Brief>
Search the listing for "this" and copy every line where it appears.

(Entries taken from a collection)
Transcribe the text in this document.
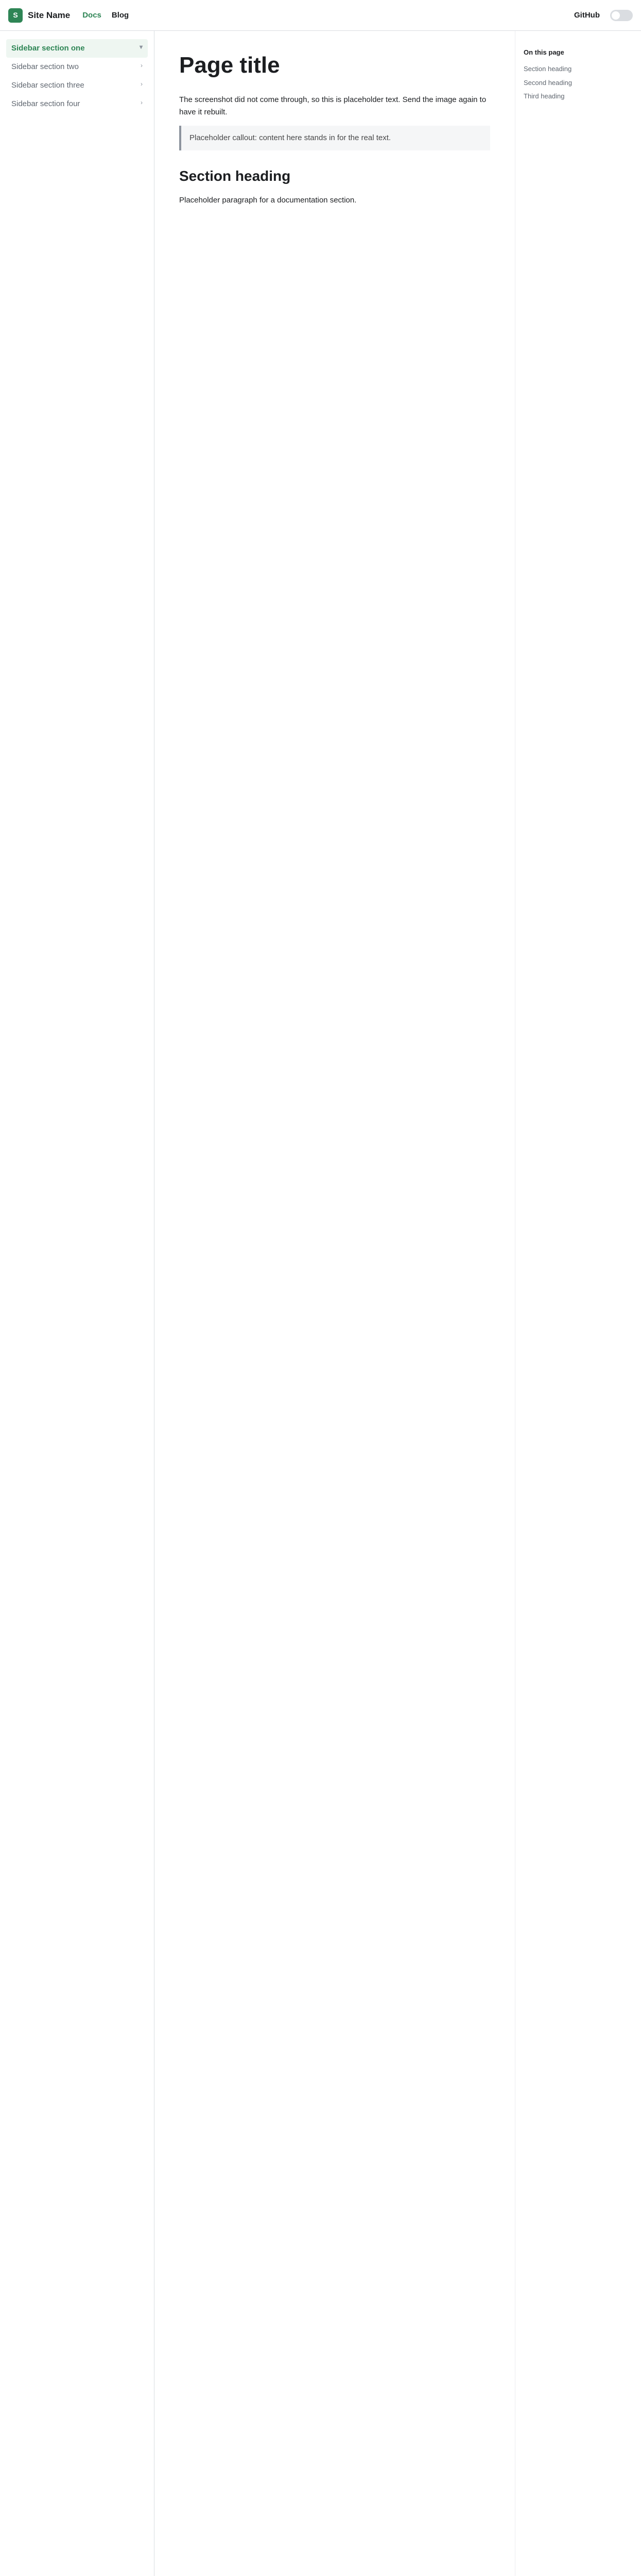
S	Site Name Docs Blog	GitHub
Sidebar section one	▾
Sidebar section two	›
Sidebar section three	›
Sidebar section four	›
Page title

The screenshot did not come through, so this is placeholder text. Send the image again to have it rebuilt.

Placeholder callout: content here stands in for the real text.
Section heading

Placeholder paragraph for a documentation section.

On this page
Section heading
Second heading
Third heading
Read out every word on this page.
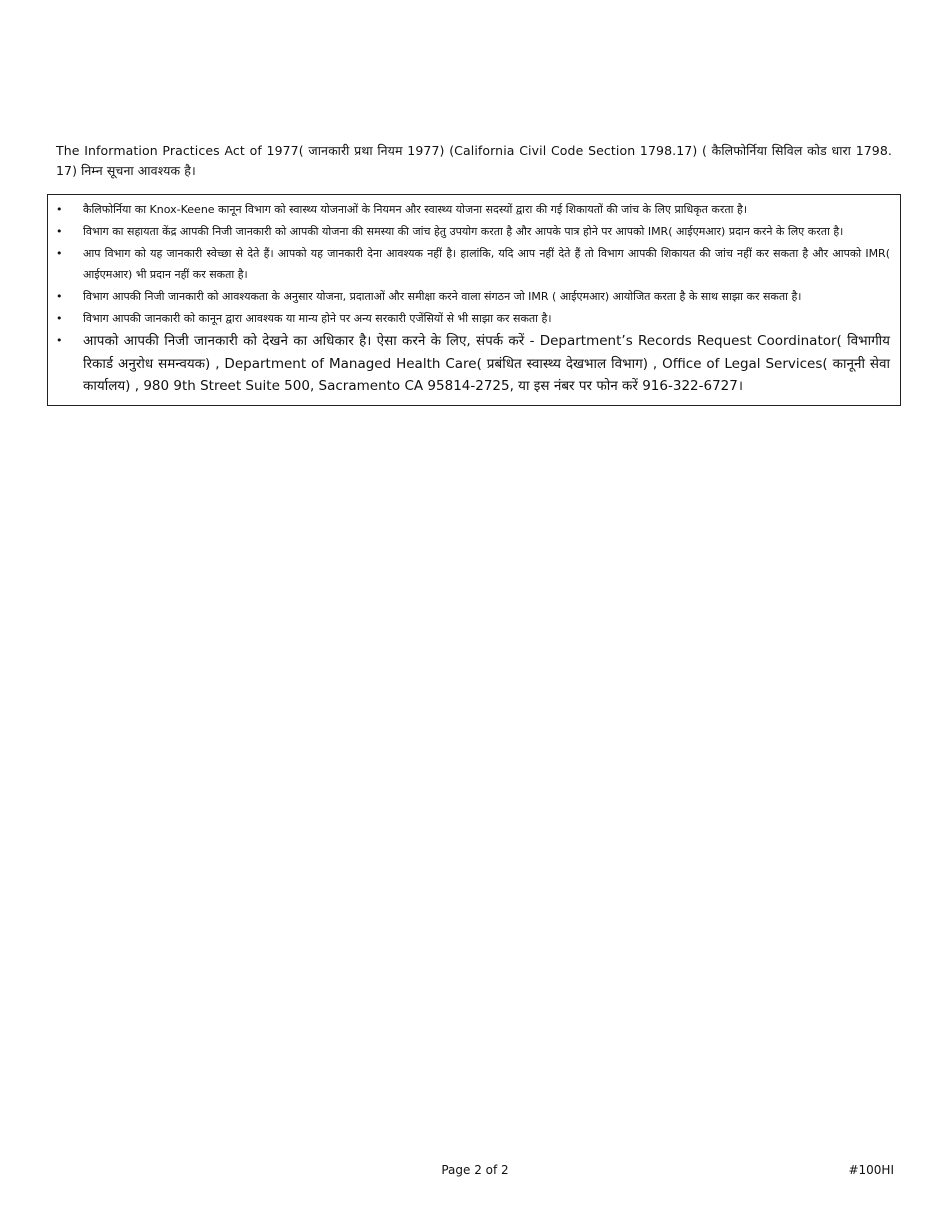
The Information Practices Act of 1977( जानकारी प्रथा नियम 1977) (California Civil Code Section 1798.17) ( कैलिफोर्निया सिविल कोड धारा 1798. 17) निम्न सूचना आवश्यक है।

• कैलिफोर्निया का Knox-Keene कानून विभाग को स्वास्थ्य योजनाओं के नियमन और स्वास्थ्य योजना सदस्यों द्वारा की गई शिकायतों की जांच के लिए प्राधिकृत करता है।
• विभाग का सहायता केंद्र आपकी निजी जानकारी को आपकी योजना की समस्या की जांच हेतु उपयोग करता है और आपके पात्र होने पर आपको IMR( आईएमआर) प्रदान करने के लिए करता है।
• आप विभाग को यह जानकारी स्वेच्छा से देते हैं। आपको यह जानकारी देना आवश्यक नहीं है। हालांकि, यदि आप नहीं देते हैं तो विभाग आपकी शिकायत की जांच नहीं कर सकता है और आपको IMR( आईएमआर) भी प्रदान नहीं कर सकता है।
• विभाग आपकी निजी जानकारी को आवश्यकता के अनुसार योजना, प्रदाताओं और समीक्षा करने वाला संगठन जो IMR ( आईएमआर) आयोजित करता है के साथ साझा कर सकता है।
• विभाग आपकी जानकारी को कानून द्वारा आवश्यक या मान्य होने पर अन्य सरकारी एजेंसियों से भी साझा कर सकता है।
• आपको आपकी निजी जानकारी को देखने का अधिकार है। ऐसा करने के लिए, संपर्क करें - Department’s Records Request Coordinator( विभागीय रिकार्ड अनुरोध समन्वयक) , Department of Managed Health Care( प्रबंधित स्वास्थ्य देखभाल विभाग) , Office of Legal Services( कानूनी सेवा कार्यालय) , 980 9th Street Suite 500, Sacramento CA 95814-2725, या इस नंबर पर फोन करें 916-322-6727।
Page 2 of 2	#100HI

Response below>
Transcribe the text in this document.
The screenshot did not come through, so this is placeholder text. Send the image again to have it rebuilt.
On this page
Read out every word on this page.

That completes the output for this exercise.